● **DIRECTIVE**
Read the lines below and count those that have the word "this". Respond with the number only.

● **DATA SHOWN**
-----
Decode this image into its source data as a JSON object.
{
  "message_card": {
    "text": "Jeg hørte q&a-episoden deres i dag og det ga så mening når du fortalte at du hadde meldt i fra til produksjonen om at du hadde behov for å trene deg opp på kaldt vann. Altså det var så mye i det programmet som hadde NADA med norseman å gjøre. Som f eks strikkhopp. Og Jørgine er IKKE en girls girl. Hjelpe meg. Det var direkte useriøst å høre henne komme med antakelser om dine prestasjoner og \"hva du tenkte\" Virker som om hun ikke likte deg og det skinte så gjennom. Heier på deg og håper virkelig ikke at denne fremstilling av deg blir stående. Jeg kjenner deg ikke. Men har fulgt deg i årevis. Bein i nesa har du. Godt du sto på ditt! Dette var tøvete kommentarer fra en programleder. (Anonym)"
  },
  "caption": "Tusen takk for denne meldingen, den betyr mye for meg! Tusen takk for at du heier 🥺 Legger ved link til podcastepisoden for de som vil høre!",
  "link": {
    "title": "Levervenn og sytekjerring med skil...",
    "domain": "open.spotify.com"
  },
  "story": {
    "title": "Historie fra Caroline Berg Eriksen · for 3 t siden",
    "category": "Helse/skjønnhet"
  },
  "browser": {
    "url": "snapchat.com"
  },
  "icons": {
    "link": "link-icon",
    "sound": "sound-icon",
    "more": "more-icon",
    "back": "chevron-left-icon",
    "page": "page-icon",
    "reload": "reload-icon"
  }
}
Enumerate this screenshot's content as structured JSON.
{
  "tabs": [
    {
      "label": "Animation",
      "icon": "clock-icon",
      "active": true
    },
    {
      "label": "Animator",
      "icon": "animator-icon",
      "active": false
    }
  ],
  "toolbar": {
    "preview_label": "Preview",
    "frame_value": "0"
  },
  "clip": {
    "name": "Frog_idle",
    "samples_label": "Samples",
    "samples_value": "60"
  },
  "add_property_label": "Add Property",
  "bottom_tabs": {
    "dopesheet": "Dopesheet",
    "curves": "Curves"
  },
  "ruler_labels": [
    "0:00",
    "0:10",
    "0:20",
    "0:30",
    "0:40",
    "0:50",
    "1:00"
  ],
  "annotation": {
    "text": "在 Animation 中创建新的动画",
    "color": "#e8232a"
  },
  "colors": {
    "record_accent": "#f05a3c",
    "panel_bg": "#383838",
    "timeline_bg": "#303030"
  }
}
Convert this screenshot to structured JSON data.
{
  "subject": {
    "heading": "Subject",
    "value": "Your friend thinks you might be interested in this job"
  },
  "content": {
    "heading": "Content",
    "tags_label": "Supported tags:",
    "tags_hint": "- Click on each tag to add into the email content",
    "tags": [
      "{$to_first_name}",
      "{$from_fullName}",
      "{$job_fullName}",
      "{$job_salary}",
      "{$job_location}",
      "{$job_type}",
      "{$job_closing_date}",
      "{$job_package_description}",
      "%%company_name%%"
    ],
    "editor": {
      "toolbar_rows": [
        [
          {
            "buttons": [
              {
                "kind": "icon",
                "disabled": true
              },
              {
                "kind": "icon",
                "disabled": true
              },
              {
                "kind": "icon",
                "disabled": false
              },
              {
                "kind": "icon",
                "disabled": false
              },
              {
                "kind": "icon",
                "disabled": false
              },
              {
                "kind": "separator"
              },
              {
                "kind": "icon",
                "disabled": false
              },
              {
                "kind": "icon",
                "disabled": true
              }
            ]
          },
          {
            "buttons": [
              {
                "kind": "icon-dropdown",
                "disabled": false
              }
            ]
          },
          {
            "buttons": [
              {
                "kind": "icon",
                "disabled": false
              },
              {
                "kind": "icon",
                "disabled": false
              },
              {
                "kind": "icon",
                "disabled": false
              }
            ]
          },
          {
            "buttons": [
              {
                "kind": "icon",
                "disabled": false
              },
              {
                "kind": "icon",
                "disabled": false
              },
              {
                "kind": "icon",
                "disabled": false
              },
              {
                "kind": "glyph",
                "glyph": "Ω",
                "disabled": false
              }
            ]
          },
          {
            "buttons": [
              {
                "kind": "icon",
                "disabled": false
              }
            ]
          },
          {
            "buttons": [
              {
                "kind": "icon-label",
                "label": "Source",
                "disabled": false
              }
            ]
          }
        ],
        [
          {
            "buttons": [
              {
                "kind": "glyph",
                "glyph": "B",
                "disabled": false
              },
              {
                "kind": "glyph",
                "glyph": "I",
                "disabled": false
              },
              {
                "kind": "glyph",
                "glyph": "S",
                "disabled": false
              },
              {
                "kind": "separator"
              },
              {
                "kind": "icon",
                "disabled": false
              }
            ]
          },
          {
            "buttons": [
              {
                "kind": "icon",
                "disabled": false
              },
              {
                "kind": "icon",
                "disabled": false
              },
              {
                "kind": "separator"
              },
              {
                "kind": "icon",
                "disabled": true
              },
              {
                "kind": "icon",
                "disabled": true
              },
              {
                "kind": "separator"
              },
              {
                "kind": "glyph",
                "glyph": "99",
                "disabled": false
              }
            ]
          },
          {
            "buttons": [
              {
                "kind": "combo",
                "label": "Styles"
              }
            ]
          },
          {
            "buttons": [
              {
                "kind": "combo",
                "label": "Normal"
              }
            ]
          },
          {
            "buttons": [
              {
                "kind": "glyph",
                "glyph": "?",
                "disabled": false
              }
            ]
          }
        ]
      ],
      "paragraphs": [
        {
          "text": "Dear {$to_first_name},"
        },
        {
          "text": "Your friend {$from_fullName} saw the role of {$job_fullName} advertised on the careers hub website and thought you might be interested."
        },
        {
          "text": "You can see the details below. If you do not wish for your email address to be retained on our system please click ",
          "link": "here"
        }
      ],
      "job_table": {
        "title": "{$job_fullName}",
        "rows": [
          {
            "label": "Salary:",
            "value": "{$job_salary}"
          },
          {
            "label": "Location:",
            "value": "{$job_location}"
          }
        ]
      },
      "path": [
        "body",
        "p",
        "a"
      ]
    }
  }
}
-----
● **EXERCISE ANSWER**
4